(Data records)
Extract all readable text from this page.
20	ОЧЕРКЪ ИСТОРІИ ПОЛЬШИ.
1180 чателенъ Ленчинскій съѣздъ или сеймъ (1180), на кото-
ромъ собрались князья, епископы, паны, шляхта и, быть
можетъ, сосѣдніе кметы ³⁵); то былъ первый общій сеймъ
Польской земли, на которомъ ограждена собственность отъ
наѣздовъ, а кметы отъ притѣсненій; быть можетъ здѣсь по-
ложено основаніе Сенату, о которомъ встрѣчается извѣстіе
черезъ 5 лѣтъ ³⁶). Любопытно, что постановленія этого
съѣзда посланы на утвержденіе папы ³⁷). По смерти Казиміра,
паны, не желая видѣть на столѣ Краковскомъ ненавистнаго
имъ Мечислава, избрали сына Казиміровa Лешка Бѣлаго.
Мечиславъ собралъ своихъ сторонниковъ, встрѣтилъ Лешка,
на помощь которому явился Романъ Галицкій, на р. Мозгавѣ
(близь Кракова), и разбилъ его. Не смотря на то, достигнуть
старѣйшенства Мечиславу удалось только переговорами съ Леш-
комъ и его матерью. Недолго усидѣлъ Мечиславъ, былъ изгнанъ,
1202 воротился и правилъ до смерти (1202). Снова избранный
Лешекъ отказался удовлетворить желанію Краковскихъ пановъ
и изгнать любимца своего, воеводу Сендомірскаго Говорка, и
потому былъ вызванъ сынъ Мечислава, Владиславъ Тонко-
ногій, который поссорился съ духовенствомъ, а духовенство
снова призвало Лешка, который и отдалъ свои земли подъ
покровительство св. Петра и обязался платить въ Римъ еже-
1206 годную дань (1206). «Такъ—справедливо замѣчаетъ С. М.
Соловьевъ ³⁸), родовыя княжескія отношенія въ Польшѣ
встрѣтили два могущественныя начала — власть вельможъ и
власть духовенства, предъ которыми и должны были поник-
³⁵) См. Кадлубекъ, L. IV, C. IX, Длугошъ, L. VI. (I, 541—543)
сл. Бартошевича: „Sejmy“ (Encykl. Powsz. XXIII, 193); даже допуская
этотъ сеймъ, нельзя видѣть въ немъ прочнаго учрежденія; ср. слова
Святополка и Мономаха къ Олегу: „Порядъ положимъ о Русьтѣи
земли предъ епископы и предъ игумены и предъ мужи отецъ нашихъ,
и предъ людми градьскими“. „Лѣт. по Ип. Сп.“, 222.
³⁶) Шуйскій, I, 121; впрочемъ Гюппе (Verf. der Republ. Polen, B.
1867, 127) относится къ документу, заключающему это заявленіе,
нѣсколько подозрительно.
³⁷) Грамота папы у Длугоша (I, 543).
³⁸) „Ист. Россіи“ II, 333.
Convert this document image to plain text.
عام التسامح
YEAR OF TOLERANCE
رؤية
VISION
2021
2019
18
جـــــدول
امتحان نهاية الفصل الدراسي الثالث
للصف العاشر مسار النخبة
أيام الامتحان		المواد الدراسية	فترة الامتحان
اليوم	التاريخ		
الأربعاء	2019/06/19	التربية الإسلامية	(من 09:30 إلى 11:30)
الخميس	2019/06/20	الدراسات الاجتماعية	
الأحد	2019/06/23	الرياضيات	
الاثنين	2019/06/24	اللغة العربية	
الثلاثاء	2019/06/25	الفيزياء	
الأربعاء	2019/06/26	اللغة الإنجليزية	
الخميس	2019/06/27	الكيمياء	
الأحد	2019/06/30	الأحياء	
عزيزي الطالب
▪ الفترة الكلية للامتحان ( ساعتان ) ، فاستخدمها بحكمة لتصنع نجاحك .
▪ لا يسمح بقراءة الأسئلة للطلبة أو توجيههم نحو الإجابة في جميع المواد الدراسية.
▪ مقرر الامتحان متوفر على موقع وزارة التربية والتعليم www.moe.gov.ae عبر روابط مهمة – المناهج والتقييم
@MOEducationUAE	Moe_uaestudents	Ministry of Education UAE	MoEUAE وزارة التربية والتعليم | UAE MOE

Stated exercise | Print the whole listing again, exactly.

Exercise solution |
Extract all readable text from this page.
20	ОЧЕРКЪ ИСТОРІИ ПОЛЬШИ.
1180 чателенъ Ленчинскій съѣздъ или сеймъ (1180), на кото-
ромъ собрались князья, епископы, паны, шляхта и, быть
можетъ, сосѣдніе кметы ³⁵); то былъ первый общій сеймъ
Польской земли, на которомъ ограждена собственность отъ
наѣздовъ, а кметы отъ притѣсненій; быть можетъ здѣсь по-
ложено основаніе Сенату, о которомъ встрѣчается извѣстіе
черезъ 5 лѣтъ ³⁶). Любопытно, что постановленія этого
съѣзда посланы на утвержденіе папы ³⁷). По смерти Казиміра,
паны, не желая видѣть на столѣ Краковскомъ ненавистнаго
имъ Мечислава, избрали сына Казиміровa Лешка Бѣлаго.
Мечиславъ собралъ своихъ сторонниковъ, встрѣтилъ Лешка,
на помощь которому явился Романъ Галицкій, на р. Мозгавѣ
(близь Кракова), и разбилъ его. Не смотря на то, достигнуть
старѣйшенства Мечиславу удалось только переговорами съ Леш-
комъ и его матерью. Недолго усидѣлъ Мечиславъ, былъ изгнанъ,
1202 воротился и правилъ до смерти (1202). Снова избранный
Лешекъ отказался удовлетворить желанію Краковскихъ пановъ
и изгнать любимца своего, воеводу Сендомірскаго Говорка, и
потому былъ вызванъ сынъ Мечислава, Владиславъ Тонко-
ногій, который поссорился съ духовенствомъ, а духовенство
снова призвало Лешка, который и отдалъ свои земли подъ
покровительство св. Петра и обязался платить въ Римъ еже-
1206 годную дань (1206). «Такъ—справедливо замѣчаетъ С. М.
Соловьевъ ³⁸), родовыя княжескія отношенія въ Польшѣ
встрѣтили два могущественныя начала — власть вельможъ и
власть духовенства, предъ которыми и должны были поник-
³⁵) См. Кадлубекъ, L. IV, C. IX, Длугошъ, L. VI. (I, 541—543)
сл. Бартошевича: „Sejmy“ (Encykl. Powsz. XXIII, 193); даже допуская
этотъ сеймъ, нельзя видѣть въ немъ прочнаго учрежденія; ср. слова
Святополка и Мономаха къ Олегу: „Порядъ положимъ о Русьтѣи
земли предъ епископы и предъ игумены и предъ мужи отецъ нашихъ,
и предъ людми градьскими“. „Лѣт. по Ип. Сп.“, 222.
³⁶) Шуйскій, I, 121; впрочемъ Гюппе (Verf. der Republ. Polen, B.
1867, 127) относится къ документу, заключающему это заявленіе,
нѣсколько подозрительно.
³⁷) Грамота папы у Длугоша (I, 543).
³⁸) „Ист. Россіи“ II, 333.
Convert this document image to plain text.
عام التسامح
YEAR OF TOLERANCE
رؤية
VISION
2021
2019
18
جـــــدول
امتحان نهاية الفصل الدراسي الثالث
للصف العاشر مسار النخبة
أيام الامتحان		المواد الدراسية	فترة الامتحان
اليوم	التاريخ		
الأربعاء	2019/06/19	التربية الإسلامية	(من 09:30 إلى 11:30)
الخميس	2019/06/20	الدراسات الاجتماعية	
الأحد	2019/06/23	الرياضيات	
الاثنين	2019/06/24	اللغة العربية	
الثلاثاء	2019/06/25	الفيزياء	
الأربعاء	2019/06/26	اللغة الإنجليزية	
الخميس	2019/06/27	الكيمياء	
الأحد	2019/06/30	الأحياء	
عزيزي الطالب
▪ الفترة الكلية للامتحان ( ساعتان ) ، فاستخدمها بحكمة لتصنع نجاحك .
▪ لا يسمح بقراءة الأسئلة للطلبة أو توجيههم نحو الإجابة في جميع المواد الدراسية.
▪ مقرر الامتحان متوفر على موقع وزارة التربية والتعليم www.moe.gov.ae عبر روابط مهمة – المناهج والتقييم
@MOEducationUAE	Moe_uaestudents	Ministry of Education UAE	MoEUAE وزارة التربية والتعليم | UAE MOE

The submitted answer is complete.